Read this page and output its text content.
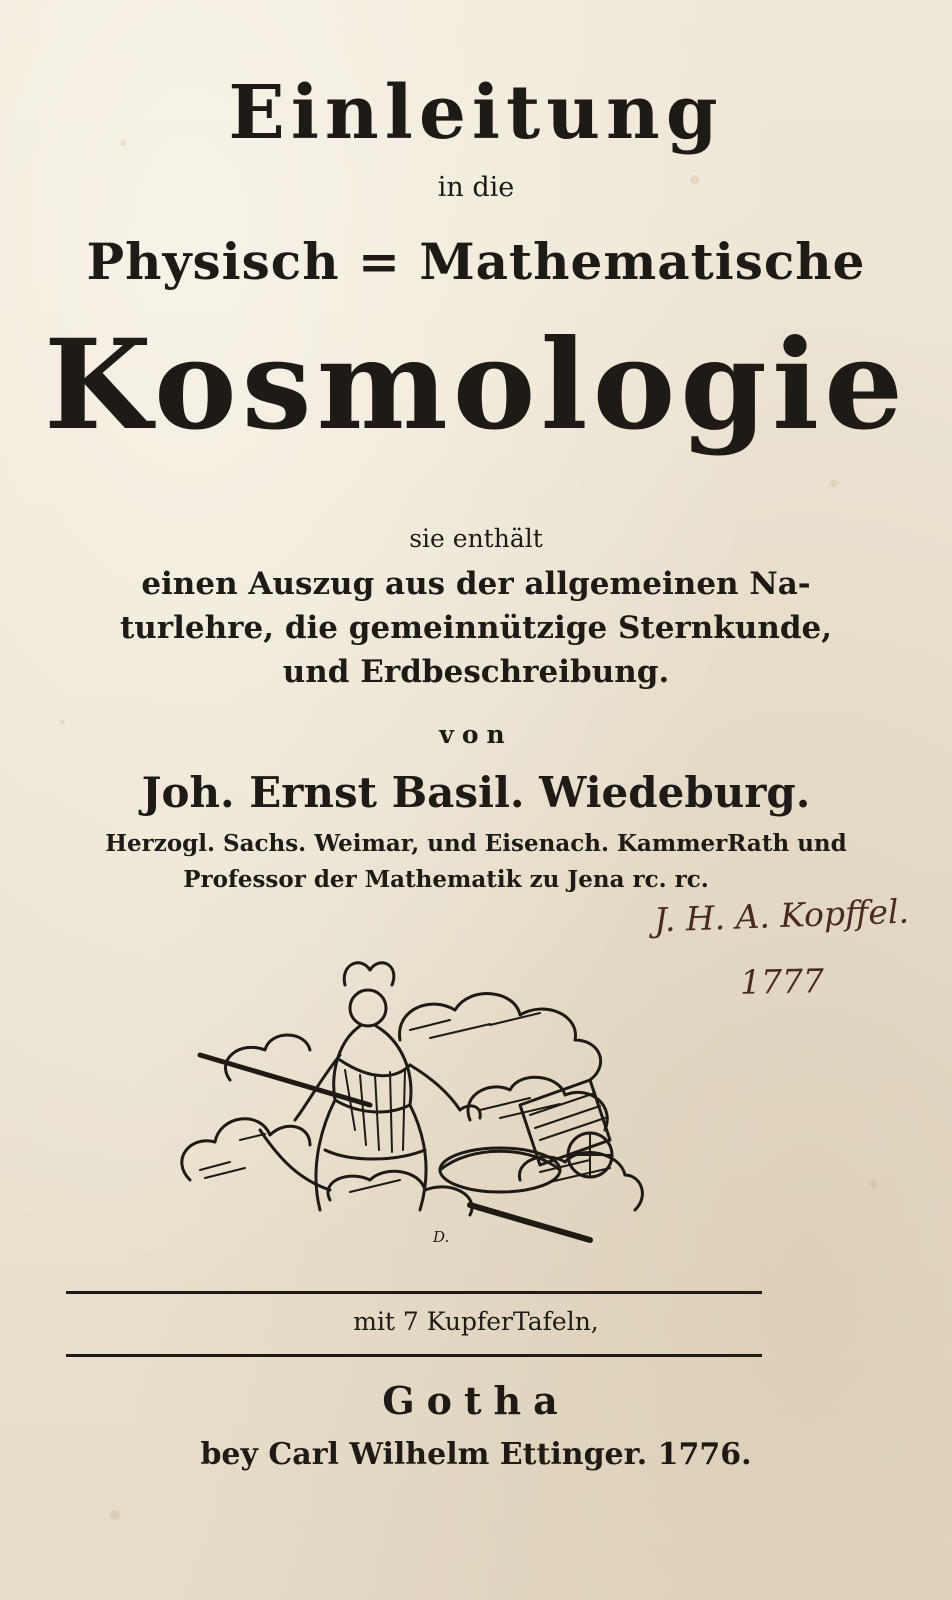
Einleitung
in die
Physisch = Mathematische
Kosmologie
sie enthält
einen Auszug aus der allgemeinen Na-
turlehre, die gemeinnützige Sternkunde,
und Erdbeschreibung.
von
Joh. Ernst Basil. Wiedeburg.
Herzogl. Sachs. Weimar, und Eisenach. KammerRath und
Professor der Mathematik zu Jena rc. rc.
J. H. A. Kopffel.
1777
D.
mit 7 KupferTafeln,
Gotha
bey Carl Wilhelm Ettinger. 1776.
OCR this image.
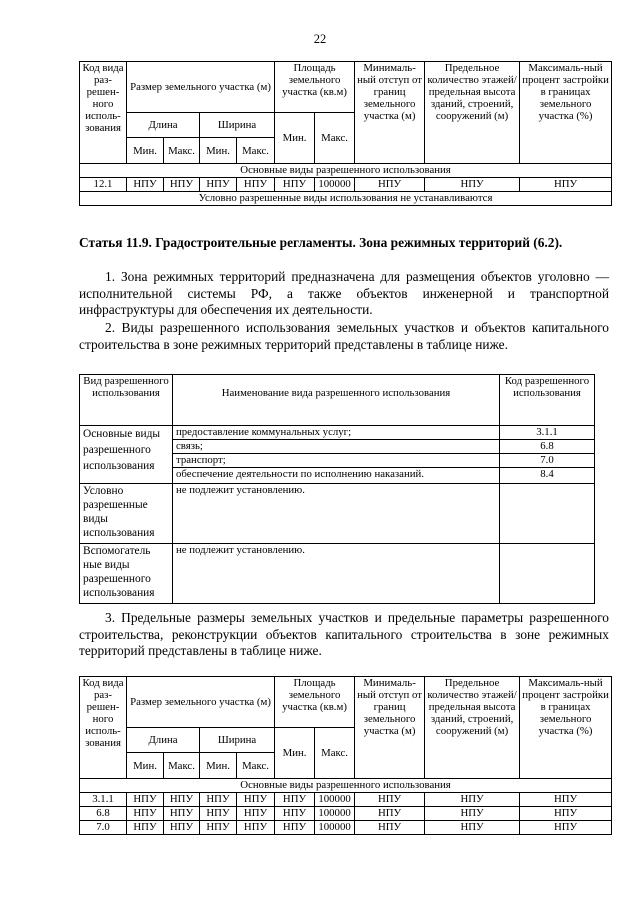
22
Код вида раз-решен-ного исполь-зования	Размер земельного участка (м)				Площадь земельного участка (кв.м)		Минималь-ный отступ от границ земельного участка (м)	Предельное количество этажей/ предельная высота зданий, строений, сооружений (м)	Максималь-ный процент застройки в границах земельного участка (%)
	Длина		Ширина		Мин.	Макс.			
	Мин.	Макс.	Мин.	Макс.					
Основные виды разрешенного использования									
12.1	НПУ	НПУ	НПУ	НПУ	НПУ	100000	НПУ	НПУ	НПУ
Условно разрешенные виды использования не устанавливаются									
Статья 11.9. Градостроительные регламенты. Зона режимных территорий (6.2).
1. Зона режимных территорий предназначена для размещения объектов уголовно — исполнительной системы РФ, а также объектов инженерной и транспортной инфраструктуры для обеспечения их деятельности.
2. Виды разрешенного использования земельных участков и объектов капитального строительства в зоне режимных территорий представлены в таблице ниже.
Вид разрешенного использования	Наименование вида разрешенного использования	Код разрешенного использования
Основные виды разрешенного использования	предоставление коммунальных услуг;	3.1.1
	связь;	6.8
	транспорт;	7.0
	обеспечение деятельности по исполнению наказаний.	8.4
Условно разрешенные виды использования	не подлежит установлению.	
Вспомогатель ные виды разрешенного использования	не подлежит установлению.	
3. Предельные размеры земельных участков и предельные параметры разрешенного строительства, реконструкции объектов капитального строительства в зоне режимных территорий представлены в таблице ниже.
Код вида раз-решен-ного исполь-зования	Размер земельного участка (м)				Площадь земельного участка (кв.м)		Минималь-ный отступ от границ земельного участка (м)	Предельное количество этажей/ предельная высота зданий, строений, сооружений (м)	Максималь-ный процент застройки в границах земельного участка (%)
	Длина		Ширина		Мин.	Макс.			
	Мин.	Макс.	Мин.	Макс.					
Основные виды разрешенного использования									
3.1.1	НПУ	НПУ	НПУ	НПУ	НПУ	100000	НПУ	НПУ	НПУ
6.8	НПУ	НПУ	НПУ	НПУ	НПУ	100000	НПУ	НПУ	НПУ
7.0	НПУ	НПУ	НПУ	НПУ	НПУ	100000	НПУ	НПУ	НПУ
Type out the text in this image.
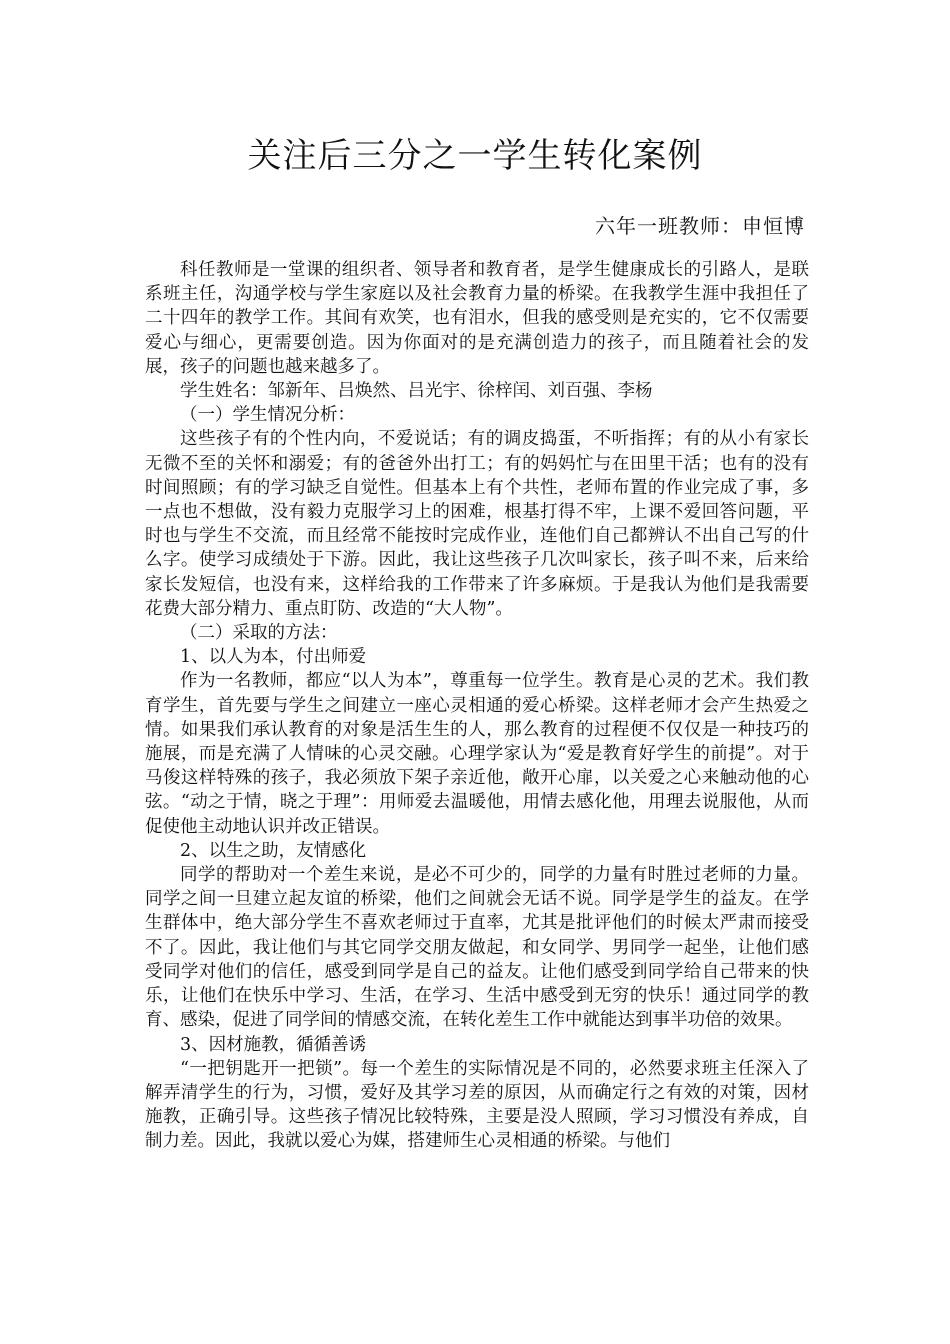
关注后三分之一学生转化案例
六年一班教师：申恒博

科任教师是一堂课的组织者、领导者和教育者，是学生健康成长的引路人，是联系班主任，沟通学校与学生家庭以及社会教育力量的桥梁。在我教学生涯中我担任了二十四年的教学工作。其间有欢笑，也有泪水，但我的感受则是充实的，它不仅需要爱心与细心，更需要创造。因为你面对的是充满创造力的孩子，而且随着社会的发展，孩子的问题也越来越多了。

学生姓名：邹新年、吕焕然、吕光宇、徐梓闰、刘百强、李杨

（一）学生情况分析：

这些孩子有的个性内向，不爱说话；有的调皮捣蛋，不听指挥；有的从小有家长无微不至的关怀和溺爱；有的爸爸外出打工；有的妈妈忙与在田里干活；也有的没有时间照顾；有的学习缺乏自觉性。但基本上有个共性，老师布置的作业完成了事，多一点也不想做，没有毅力克服学习上的困难，根基打得不牢，上课不爱回答问题，平时也与学生不交流，而且经常不能按时完成作业，连他们自己都辨认不出自己写的什么字。使学习成绩处于下游。因此，我让这些孩子几次叫家长，孩子叫不来，后来给家长发短信，也没有来，这样给我的工作带来了许多麻烦。于是我认为他们是我需要花费大部分精力、重点盯防、改造的“大人物”。

（二）采取的方法：

1、以人为本，付出师爱

作为一名教师，都应“以人为本”，尊重每一位学生。教育是心灵的艺术。我们教育学生，首先要与学生之间建立一座心灵相通的爱心桥梁。这样老师才会产生热爱之情。如果我们承认教育的对象是活生生的人，那么教育的过程便不仅仅是一种技巧的施展，而是充满了人情味的心灵交融。心理学家认为“爱是教育好学生的前提”。对于马俊这样特殊的孩子，我必须放下架子亲近他，敞开心扉，以关爱之心来触动他的心弦。“动之于情，晓之于理”：用师爱去温暖他，用情去感化他，用理去说服他，从而促使他主动地认识并改正错误。

2、以生之助，友情感化

同学的帮助对一个差生来说，是必不可少的，同学的力量有时胜过老师的力量。同学之间一旦建立起友谊的桥梁，他们之间就会无话不说。同学是学生的益友。在学生群体中，绝大部分学生不喜欢老师过于直率，尤其是批评他们的时候太严肃而接受不了。因此，我让他们与其它同学交朋友做起，和女同学、男同学一起坐，让他们感受同学对他们的信任，感受到同学是自己的益友。让他们感受到同学给自己带来的快乐，让他们在快乐中学习、生活，在学习、生活中感受到无穷的快乐！通过同学的教育、感染，促进了同学间的情感交流，在转化差生工作中就能达到事半功倍的效果。

3、因材施教，循循善诱

“一把钥匙开一把锁”。每一个差生的实际情况是不同的，必然要求班主任深入了解弄清学生的行为，习惯，爱好及其学习差的原因，从而确定行之有效的对策，因材施教，正确引导。这些孩子情况比较特殊，主要是没人照顾，学习习惯没有养成，自制力差。因此，我就以爱心为媒，搭建师生心灵相通的桥梁。与他们
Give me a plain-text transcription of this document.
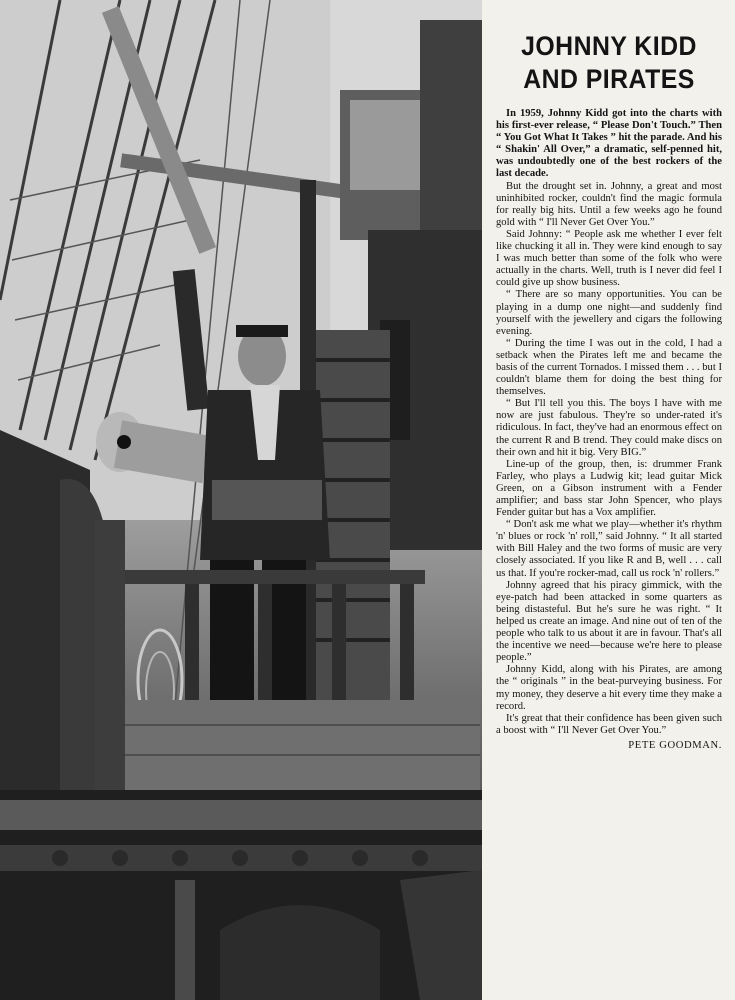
JOHNNY KIDD
AND PIRATES

In 1959, Johnny Kidd got into the charts with his first-ever release, “ Please Don't Touch.” Then “ You Got What It Takes ” hit the parade. And his “ Shakin' All Over,” a dramatic, self-penned hit, was undoubtedly one of the best rockers of the last decade.

But the drought set in. Johnny, a great and most uninhibited rocker, couldn't find the magic formula for really big hits. Until a few weeks ago he found gold with “ I'll Never Get Over You.”

Said Johnny: “ People ask me whether I ever felt like chucking it all in. They were kind enough to say I was much better than some of the folk who were actually in the charts. Well, truth is I never did feel I could give up show business.

“ There are so many opportunities. You can be playing in a dump one night—and suddenly find yourself with the jewellery and cigars the following evening.

“ During the time I was out in the cold, I had a setback when the Pirates left me and became the basis of the current Tornados. I missed them . . . but I couldn't blame them for doing the best thing for themselves.

“ But I'll tell you this. The boys I have with me now are just fabulous. They're so under-rated it's ridiculous. In fact, they've had an enormous effect on the current R and B trend. They could make discs on their own and hit it big. Very BIG.”

Line-up of the group, then, is: drummer Frank Farley, who plays a Ludwig kit; lead guitar Mick Green, on a Gibson instrument with a Fender amplifier; and bass star John Spencer, who plays Fender guitar but has a Vox amplifier.

“ Don't ask me what we play—whether it's rhythm 'n' blues or rock 'n' roll,” said Johnny. “ It all started with Bill Haley and the two forms of music are very closely associated. If you like R and B, well . . . call us that. If you're rocker-mad, call us rock 'n' rollers.”

Johnny agreed that his piracy gimmick, with the eye-patch had been attacked in some quarters as being distasteful. But he's sure he was right. “ It helped us create an image. And nine out of ten of the people who talk to us about it are in favour. That's all the incentive we need—because we're here to please people.”

Johnny Kidd, along with his Pirates, are among the “ originals ” in the beat-purveying business. For my money, they deserve a hit every time they make a record.

It's great that their confidence has been given such a boost with “ I'll Never Get Over You.”

PETE GOODMAN.
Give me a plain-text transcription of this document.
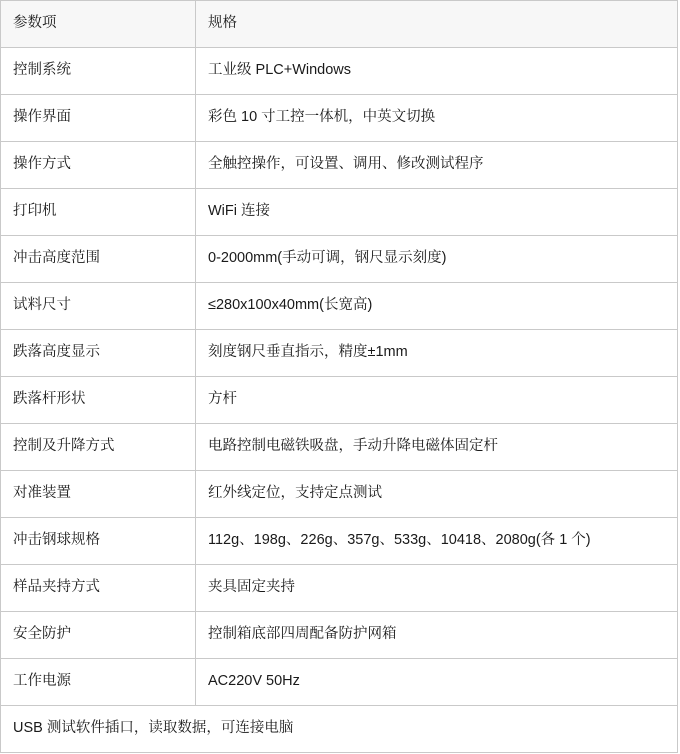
参数项	规格
控制系统	工业级 PLC+Windows
操作界面	彩色 10 寸工控一体机，中英文切换
操作方式	全触控操作，可设置、调用、修改测试程序
打印机	WiFi 连接
冲击高度范围	0-2000mm(手动可调，钢尺显示刻度)
试料尺寸	≤280x100x40mm(长宽高)
跌落高度显示	刻度钢尺垂直指示，精度±1mm
跌落杆形状	方杆
控制及升降方式	电路控制电磁铁吸盘，手动升降电磁体固定杆
对准装置	红外线定位，支持定点测试
冲击钢球规格	112g、198g、226g、357g、533g、10418、2080g(各 1 个)
样品夹持方式	夹具固定夹持
安全防护	控制箱底部四周配备防护网箱
工作电源	AC220V 50Hz
USB 测试软件插口，读取数据，可连接电脑	
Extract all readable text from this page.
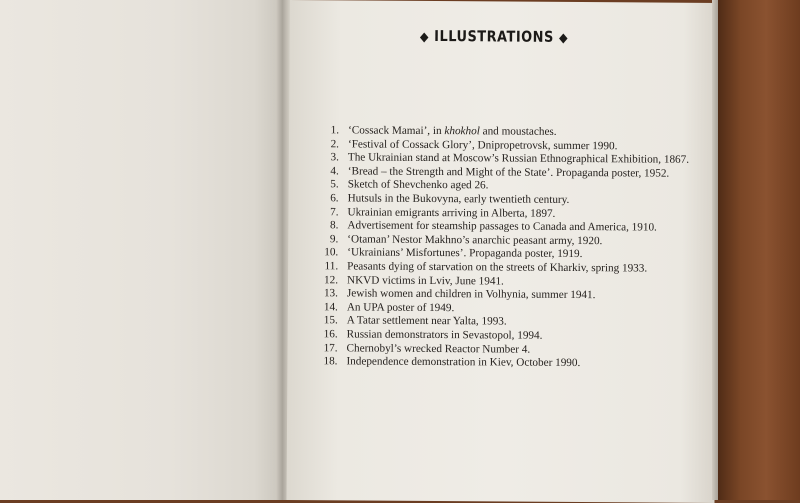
◆ ILLUSTRATIONS ◆
1. ‘Cossack Mamai’, in khokhol and moustaches.
2. ‘Festival of Cossack Glory’, Dnipropetrovsk, summer 1990.
3. The Ukrainian stand at Moscow’s Russian Ethnographical Exhibition, 1867.
4. ‘Bread – the Strength and Might of the State’. Propaganda poster, 1952.
5. Sketch of Shevchenko aged 26.
6. Hutsuls in the Bukovyna, early twentieth century.
7. Ukrainian emigrants arriving in Alberta, 1897.
8. Advertisement for steamship passages to Canada and America, 1910.
9. ‘Otaman’ Nestor Makhno’s anarchic peasant army, 1920.
10. ‘Ukrainians’ Misfortunes’. Propaganda poster, 1919.
11. Peasants dying of starvation on the streets of Kharkiv, spring 1933.
12. NKVD victims in Lviv, June 1941.
13. Jewish women and children in Volhynia, summer 1941.
14. An UPA poster of 1949.
15. A Tatar settlement near Yalta, 1993.
16. Russian demonstrators in Sevastopol, 1994.
17. Chernobyl’s wrecked Reactor Number 4.
18. Independence demonstration in Kiev, October 1990.
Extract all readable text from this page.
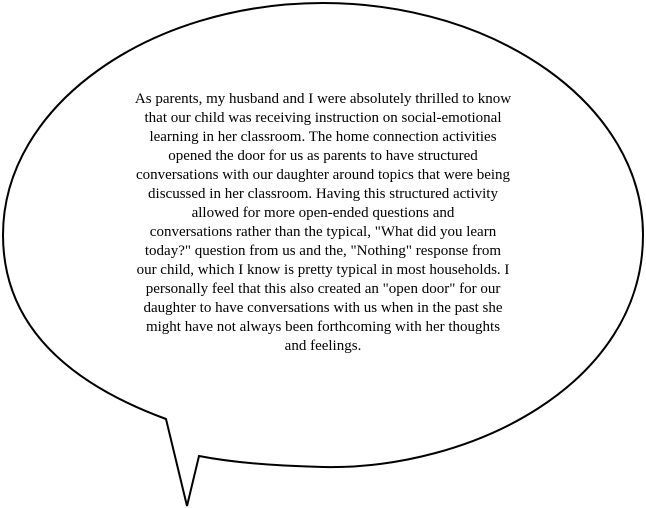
As parents, my husband and I were absolutely thrilled to know
that our child was receiving instruction on social-emotional
learning in her classroom. The home connection activities
opened the door for us as parents to have structured
conversations with our daughter around topics that were being
discussed in her classroom. Having this structured activity
allowed for more open-ended questions and
conversations rather than the typical, "What did you learn
today?" question from us and the, "Nothing" response from
our child, which I know is pretty typical in most households. I
personally feel that this also created an "open door" for our
daughter to have conversations with us when in the past she
might have not always been forthcoming with her thoughts
and feelings.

# # # # # # #

OBJECTIVE:
Search the data above for the word "typical", then gather each line in which it appears.

COMPLETE RESPONSE:
conversations rather than the typical, "What did you learn
our child, which I know is pretty typical in most households. I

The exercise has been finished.